Esercizi proposti:
1) Trascriva il brano sui Rom da "Si pensa, anche" fino a "rifiutare la stanzialità." compreso, cambiando "azzurro" in "celeste".
2) Nel brano sui Rom, con quale nome i Rom indicano tutti coloro che non appartengono alla loro etnia?

Brano da leggere:
-------------------------

Questo popolo, conosciuto come Rom (che non significa rumeno), in Europa è diviso in due grandi e distinti gruppi: Sinti e Kalè. In Italia troviamo i Sinti mentre i Kalè vivono nella penisola iberica (meglio conosciuti col nome di Gitani).
Si pensa, anche se non è stato dimostrato, che il ceppo originale da cui provengono sia da far risalire all’India; hanno una lingua in comune: il Romanì, diviso in vari dialetti e anche una bandiera i cui colori (azzurro e verde) rispecchiano i colori del cielo e del verde dei prati, mentre la ruota simboleggia il loro nomadismo.
Nei secoli scorsi questo popolo si manteneva con diverse attività artigianali legate ai metalli, al commercio dei cavalli, alla musica o al “teatro” di quei tempi, con rappresentazioni eseguite sulle piazze dei vari paesi che attraversavano nel loro girovagare. Questo spiega il perché del loro nomadismo, unito anche al grande senso della libertà che sempre li ha contraddistinti e che, ancora adesso, li spinge a rifiutare la stanzialità.
La religione professata è legata ai Paesi in cui sono nati e troviamo quindi tra loro musulmani, cristiani (cattolici, ortodossi e greco-ortodossi), induisti e di altre religioni… ma non sono particolarmente osservanti. La loro cultura e storia viene da secoli trasmessa oralmente, anche se i Cagè (nome con cui i Rom identificano tutti coloro che non appartengono alla loro etnia e quindi “non Rom”) si sono ultimamente assunti il compito di renderne testimonianza scritta. Nei tempi recenti lo sviluppo industriale ha obbligato questo popolo a una riconversione economica, anche se la struttura sociale è rimasta quasi invariata e continua a reggersi sulla famiglia, intesa come gruppo e che si riconosce in un antenato comune.

-------------------------

Dati forniti:
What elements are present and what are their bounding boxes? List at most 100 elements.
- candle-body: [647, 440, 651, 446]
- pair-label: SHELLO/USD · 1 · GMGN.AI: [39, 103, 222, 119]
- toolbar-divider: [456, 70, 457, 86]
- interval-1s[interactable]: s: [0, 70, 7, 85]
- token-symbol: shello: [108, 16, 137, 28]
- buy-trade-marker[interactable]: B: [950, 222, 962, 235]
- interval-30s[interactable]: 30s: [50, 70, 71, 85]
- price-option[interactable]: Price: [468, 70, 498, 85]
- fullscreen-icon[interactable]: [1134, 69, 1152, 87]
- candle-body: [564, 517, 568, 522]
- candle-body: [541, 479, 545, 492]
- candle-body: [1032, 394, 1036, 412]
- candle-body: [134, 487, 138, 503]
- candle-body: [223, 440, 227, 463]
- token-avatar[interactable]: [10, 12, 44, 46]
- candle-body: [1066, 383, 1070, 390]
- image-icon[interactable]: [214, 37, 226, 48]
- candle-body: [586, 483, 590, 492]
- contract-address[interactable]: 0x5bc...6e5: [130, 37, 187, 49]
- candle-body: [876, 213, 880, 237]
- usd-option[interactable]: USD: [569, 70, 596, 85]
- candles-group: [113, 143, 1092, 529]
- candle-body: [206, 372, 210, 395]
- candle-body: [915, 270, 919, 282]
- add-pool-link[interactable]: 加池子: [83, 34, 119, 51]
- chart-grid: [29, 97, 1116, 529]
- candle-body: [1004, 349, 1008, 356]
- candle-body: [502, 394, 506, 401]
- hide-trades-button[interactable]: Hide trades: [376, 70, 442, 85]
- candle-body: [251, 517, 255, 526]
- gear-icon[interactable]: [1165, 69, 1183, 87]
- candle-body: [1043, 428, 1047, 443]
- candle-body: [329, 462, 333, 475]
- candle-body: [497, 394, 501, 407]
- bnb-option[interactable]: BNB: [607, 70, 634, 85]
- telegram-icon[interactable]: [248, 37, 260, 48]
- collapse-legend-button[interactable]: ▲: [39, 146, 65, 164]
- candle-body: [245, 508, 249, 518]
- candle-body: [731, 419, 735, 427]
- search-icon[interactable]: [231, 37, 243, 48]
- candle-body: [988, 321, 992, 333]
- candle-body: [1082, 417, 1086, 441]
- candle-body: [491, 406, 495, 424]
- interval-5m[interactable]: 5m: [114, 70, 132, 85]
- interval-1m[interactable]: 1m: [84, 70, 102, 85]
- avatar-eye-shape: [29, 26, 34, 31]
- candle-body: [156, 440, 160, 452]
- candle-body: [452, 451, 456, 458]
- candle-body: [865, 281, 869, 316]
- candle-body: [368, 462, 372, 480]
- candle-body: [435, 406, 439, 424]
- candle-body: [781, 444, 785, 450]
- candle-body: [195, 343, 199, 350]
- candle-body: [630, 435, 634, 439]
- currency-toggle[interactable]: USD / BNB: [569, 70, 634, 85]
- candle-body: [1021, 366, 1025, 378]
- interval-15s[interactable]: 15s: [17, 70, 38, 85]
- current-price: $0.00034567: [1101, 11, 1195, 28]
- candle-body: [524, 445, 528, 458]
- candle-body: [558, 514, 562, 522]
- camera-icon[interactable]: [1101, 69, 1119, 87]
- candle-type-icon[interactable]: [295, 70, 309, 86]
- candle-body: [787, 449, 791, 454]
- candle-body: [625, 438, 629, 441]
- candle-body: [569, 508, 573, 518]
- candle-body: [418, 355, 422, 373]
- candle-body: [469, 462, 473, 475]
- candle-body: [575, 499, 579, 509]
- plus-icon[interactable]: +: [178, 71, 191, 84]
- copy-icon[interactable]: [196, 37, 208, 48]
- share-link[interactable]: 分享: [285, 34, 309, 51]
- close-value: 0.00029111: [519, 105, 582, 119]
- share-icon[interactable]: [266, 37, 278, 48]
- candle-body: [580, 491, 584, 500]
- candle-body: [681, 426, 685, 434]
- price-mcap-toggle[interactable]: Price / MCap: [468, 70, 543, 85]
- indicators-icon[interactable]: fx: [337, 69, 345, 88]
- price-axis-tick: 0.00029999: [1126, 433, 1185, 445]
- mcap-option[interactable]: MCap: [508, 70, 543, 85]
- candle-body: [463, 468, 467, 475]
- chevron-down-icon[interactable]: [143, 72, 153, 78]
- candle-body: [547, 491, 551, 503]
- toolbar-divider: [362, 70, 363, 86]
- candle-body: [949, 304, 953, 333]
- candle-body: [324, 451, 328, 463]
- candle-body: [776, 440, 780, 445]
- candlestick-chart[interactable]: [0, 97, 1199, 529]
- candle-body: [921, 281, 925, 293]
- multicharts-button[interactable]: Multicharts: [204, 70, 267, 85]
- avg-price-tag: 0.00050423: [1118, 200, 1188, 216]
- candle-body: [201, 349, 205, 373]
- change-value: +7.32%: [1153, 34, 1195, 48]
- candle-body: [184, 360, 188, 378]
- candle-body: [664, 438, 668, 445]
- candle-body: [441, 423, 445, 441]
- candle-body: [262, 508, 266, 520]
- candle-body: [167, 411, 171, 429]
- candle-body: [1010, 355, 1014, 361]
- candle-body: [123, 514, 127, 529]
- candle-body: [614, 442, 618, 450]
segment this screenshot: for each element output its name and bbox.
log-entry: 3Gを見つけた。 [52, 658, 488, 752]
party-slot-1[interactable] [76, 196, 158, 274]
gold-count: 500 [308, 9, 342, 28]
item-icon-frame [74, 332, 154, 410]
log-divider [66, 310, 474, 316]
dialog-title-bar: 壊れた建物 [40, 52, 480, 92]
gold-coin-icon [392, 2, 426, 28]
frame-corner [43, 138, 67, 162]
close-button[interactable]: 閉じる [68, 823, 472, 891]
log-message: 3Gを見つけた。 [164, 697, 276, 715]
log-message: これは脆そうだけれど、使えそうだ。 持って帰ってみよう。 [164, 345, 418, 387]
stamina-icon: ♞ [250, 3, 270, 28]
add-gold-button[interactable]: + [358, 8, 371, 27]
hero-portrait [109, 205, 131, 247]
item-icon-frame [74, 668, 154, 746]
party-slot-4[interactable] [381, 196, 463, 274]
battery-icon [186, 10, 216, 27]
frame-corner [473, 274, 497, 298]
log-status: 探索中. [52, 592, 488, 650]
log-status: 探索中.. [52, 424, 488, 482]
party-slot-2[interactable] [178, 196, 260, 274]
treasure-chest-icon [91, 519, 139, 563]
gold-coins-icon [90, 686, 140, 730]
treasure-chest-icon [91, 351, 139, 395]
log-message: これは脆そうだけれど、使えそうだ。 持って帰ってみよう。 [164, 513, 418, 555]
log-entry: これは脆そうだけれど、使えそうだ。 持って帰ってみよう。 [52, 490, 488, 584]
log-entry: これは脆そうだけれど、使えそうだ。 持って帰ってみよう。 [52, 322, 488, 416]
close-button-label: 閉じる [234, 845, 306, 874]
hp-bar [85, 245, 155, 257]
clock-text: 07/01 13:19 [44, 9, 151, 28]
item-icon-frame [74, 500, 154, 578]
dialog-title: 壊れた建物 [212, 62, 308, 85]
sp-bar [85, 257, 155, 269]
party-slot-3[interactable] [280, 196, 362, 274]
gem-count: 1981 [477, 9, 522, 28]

-------------------------

Risposte agli esercizi:
1)
Si pensa, anche se non è stato dimostrato, che il ceppo originale da cui provengono sia da far risalire all’India; hanno una lingua in comune: il Romanì, diviso in vari dialetti e anche una bandiera i cui colori (celeste e verde) rispecchiano i colori del cielo e del verde dei prati, mentre la ruota simboleggia il loro nomadismo.
Nei secoli scorsi questo popolo si manteneva con diverse attività artigianali legate ai metalli, al commercio dei cavalli, alla musica o al “teatro” di quei tempi, con rappresentazioni eseguite sulle piazze dei vari paesi che attraversavano nel loro girovagare. Questo spiega il perché del loro nomadismo, unito anche al grande senso della libertà che sempre li ha contraddistinti e che, ancora adesso, li spinge a rifiutare la stanzialità.

2) Cagè.